Task directions:
Write out all of the lines below, exactly and completely.

Information provided:
>> BEGIN

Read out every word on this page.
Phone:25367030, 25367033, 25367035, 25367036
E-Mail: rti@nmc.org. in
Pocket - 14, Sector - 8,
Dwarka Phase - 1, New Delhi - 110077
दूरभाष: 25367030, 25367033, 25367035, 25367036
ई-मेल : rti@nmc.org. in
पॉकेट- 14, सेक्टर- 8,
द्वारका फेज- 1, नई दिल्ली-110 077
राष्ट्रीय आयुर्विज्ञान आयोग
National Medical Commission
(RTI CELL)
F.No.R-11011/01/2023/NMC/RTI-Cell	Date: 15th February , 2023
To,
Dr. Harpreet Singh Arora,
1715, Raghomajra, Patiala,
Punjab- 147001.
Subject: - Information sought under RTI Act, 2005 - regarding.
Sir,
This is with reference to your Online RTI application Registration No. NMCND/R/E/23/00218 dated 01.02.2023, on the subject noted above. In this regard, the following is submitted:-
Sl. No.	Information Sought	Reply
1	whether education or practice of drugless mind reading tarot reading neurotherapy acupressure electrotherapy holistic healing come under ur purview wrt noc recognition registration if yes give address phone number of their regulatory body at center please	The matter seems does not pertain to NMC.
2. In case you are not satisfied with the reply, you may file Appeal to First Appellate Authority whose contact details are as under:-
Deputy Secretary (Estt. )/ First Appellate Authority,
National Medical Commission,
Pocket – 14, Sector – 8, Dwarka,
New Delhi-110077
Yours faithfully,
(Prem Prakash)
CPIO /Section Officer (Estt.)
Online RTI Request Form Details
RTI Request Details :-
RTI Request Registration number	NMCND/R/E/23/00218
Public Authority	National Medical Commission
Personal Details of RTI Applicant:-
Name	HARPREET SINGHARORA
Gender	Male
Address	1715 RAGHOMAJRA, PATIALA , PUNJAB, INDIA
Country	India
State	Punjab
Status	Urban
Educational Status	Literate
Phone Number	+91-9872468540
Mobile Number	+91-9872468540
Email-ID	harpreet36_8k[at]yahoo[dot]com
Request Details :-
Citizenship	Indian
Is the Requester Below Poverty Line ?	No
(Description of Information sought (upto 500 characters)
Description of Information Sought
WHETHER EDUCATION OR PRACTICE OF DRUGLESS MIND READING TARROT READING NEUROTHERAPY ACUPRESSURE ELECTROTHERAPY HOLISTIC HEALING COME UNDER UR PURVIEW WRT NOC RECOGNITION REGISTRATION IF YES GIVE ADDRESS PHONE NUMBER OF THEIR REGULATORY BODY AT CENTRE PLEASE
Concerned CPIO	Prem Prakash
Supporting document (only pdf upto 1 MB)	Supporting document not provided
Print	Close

>> END

Problem solution:
Read out every word on this page.
Phone:25367030, 25367033, 25367035, 25367036
E-Mail: rti@nmc.org. in
Pocket - 14, Sector - 8,
Dwarka Phase - 1, New Delhi - 110077
दूरभाष: 25367030, 25367033, 25367035, 25367036
ई-मेल : rti@nmc.org. in
पॉकेट- 14, सेक्टर- 8,
द्वारका फेज- 1, नई दिल्ली-110 077
राष्ट्रीय आयुर्विज्ञान आयोग
National Medical Commission
(RTI CELL)
F.No.R-11011/01/2023/NMC/RTI-Cell	Date: 15th February , 2023
To,
Dr. Harpreet Singh Arora,
1715, Raghomajra, Patiala,
Punjab- 147001.
Subject: - Information sought under RTI Act, 2005 - regarding.
Sir,
This is with reference to your Online RTI application Registration No. NMCND/R/E/23/00218 dated 01.02.2023, on the subject noted above. In this regard, the following is submitted:-
Sl. No.	Information Sought	Reply
1	whether education or practice of drugless mind reading tarot reading neurotherapy acupressure electrotherapy holistic healing come under ur purview wrt noc recognition registration if yes give address phone number of their regulatory body at center please	The matter seems does not pertain to NMC.
2. In case you are not satisfied with the reply, you may file Appeal to First Appellate Authority whose contact details are as under:-
Deputy Secretary (Estt. )/ First Appellate Authority,
National Medical Commission,
Pocket – 14, Sector – 8, Dwarka,
New Delhi-110077
Yours faithfully,
(Prem Prakash)
CPIO /Section Officer (Estt.)
Online RTI Request Form Details
RTI Request Details :-
RTI Request Registration number	NMCND/R/E/23/00218
Public Authority	National Medical Commission
Personal Details of RTI Applicant:-
Name	HARPREET SINGHARORA
Gender	Male
Address	1715 RAGHOMAJRA, PATIALA , PUNJAB, INDIA
Country	India
State	Punjab
Status	Urban
Educational Status	Literate
Phone Number	+91-9872468540
Mobile Number	+91-9872468540
Email-ID	harpreet36_8k[at]yahoo[dot]com
Request Details :-
Citizenship	Indian
Is the Requester Below Poverty Line ?	No
(Description of Information sought (upto 500 characters)
Description of Information Sought
WHETHER EDUCATION OR PRACTICE OF DRUGLESS MIND READING TARROT READING NEUROTHERAPY ACUPRESSURE ELECTROTHERAPY HOLISTIC HEALING COME UNDER UR PURVIEW WRT NOC RECOGNITION REGISTRATION IF YES GIVE ADDRESS PHONE NUMBER OF THEIR REGULATORY BODY AT CENTRE PLEASE
Concerned CPIO	Prem Prakash
Supporting document (only pdf upto 1 MB)	Supporting document not provided
Print	Close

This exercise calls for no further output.